#### What you will do
Extract and list every line that contains the word "reporting".
>> begin Supplied records
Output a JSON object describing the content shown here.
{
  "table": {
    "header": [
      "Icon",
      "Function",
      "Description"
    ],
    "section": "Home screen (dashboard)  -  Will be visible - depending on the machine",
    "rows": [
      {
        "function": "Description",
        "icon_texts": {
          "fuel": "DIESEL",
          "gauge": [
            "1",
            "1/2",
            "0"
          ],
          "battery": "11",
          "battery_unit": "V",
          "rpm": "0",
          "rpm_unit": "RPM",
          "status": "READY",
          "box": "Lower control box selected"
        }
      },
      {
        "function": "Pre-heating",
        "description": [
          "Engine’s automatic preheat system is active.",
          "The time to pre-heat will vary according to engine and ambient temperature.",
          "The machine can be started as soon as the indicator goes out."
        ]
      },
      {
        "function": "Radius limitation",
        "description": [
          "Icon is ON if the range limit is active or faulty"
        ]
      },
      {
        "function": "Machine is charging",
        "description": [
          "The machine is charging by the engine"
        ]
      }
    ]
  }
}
>> end Supplied records
>> begin Supplied records
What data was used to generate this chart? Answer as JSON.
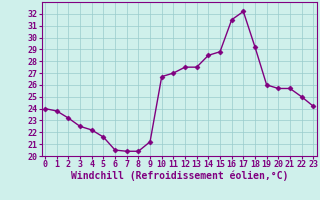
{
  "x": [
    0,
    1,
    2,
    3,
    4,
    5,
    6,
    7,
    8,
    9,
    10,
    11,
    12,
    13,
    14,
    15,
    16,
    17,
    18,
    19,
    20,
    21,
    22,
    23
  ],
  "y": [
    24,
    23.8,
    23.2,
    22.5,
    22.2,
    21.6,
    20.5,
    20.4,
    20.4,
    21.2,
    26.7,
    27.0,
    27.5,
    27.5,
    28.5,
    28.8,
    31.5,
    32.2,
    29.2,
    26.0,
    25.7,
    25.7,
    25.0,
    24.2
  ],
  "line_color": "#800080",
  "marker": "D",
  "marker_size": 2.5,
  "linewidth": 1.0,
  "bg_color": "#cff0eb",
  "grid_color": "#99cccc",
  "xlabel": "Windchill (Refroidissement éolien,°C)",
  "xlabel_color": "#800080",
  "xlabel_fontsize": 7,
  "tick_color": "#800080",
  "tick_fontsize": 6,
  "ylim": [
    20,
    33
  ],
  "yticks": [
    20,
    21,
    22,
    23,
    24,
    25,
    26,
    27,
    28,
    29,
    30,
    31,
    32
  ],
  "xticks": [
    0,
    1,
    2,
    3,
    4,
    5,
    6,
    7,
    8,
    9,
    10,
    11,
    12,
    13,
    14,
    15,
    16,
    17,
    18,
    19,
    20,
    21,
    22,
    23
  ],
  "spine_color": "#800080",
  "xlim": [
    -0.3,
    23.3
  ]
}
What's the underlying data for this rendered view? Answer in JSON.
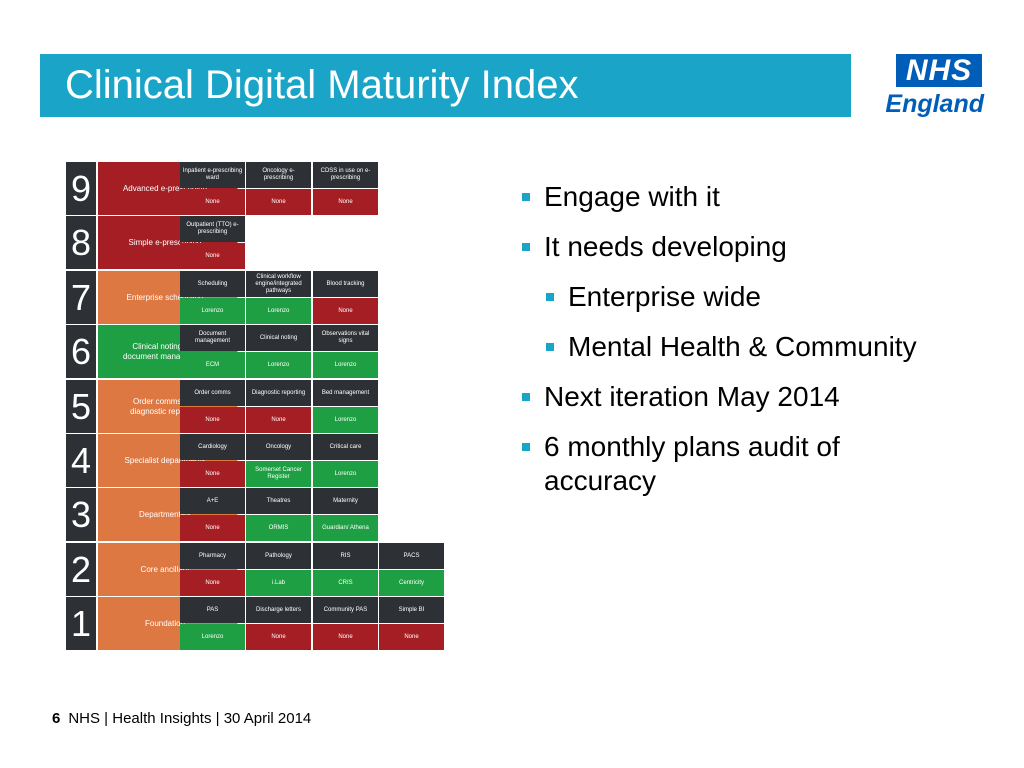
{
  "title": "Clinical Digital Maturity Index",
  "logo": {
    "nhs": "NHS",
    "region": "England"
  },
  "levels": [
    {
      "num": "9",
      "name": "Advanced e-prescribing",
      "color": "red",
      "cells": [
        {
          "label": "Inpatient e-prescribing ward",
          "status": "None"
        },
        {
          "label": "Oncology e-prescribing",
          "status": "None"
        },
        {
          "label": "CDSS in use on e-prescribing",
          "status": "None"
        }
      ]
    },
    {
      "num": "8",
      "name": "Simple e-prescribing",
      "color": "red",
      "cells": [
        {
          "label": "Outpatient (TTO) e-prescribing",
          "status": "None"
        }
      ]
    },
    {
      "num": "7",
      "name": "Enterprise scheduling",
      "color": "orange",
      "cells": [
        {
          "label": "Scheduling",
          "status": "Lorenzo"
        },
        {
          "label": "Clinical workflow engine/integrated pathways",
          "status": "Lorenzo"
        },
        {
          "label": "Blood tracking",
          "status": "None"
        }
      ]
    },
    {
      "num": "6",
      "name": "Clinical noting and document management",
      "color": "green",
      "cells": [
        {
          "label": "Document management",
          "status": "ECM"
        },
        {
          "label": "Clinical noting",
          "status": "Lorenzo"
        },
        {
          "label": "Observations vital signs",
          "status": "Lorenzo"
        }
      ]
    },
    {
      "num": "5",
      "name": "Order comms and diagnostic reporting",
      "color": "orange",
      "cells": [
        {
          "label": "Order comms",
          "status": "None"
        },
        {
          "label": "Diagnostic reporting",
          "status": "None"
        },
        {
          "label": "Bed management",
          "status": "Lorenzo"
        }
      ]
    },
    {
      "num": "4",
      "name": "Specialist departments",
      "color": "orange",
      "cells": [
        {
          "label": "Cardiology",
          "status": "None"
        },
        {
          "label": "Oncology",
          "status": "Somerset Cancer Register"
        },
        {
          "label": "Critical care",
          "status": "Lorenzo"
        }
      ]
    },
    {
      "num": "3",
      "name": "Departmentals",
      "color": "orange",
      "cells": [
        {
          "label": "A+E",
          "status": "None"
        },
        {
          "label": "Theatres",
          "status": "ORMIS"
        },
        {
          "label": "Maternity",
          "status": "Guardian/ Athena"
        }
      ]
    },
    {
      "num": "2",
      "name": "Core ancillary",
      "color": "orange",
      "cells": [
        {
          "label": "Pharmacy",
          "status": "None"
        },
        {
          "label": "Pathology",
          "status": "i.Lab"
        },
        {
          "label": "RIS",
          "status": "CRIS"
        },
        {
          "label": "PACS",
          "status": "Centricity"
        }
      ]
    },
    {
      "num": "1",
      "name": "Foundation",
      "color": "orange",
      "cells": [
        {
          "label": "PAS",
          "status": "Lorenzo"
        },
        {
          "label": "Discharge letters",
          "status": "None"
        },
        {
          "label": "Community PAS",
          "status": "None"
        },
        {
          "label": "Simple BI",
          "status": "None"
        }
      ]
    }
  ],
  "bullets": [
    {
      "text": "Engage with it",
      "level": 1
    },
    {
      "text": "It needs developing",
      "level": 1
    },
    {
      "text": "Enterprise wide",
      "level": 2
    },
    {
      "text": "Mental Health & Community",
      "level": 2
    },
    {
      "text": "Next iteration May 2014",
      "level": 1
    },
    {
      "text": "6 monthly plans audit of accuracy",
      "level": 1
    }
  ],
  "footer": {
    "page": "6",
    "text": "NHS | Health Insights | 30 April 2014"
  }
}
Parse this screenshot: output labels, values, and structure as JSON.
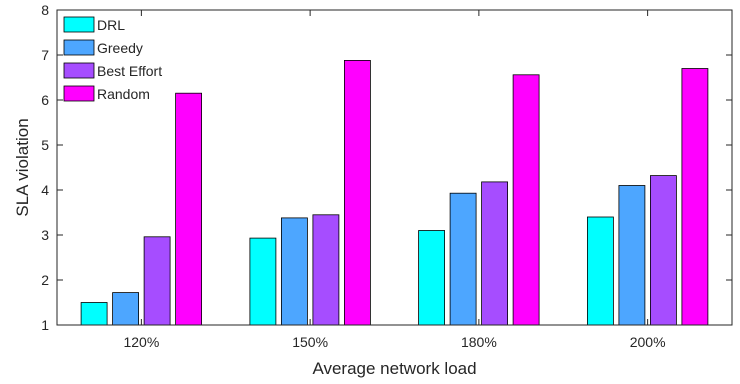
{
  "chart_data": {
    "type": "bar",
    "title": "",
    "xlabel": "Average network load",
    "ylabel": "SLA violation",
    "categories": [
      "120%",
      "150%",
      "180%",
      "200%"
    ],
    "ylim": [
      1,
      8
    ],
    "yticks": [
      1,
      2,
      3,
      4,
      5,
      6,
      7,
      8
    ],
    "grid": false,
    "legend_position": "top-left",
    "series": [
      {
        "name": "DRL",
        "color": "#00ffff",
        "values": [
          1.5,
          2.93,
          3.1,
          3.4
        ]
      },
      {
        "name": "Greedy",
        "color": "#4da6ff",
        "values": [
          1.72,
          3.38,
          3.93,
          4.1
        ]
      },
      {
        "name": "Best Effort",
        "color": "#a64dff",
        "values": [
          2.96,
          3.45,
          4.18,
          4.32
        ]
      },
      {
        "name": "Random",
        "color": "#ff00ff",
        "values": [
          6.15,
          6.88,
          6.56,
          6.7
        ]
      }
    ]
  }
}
>> end Supplied records
#### Result for this exercise
      "name": "Order comms and diagnostic reporting",
          "label": "Diagnostic reporting",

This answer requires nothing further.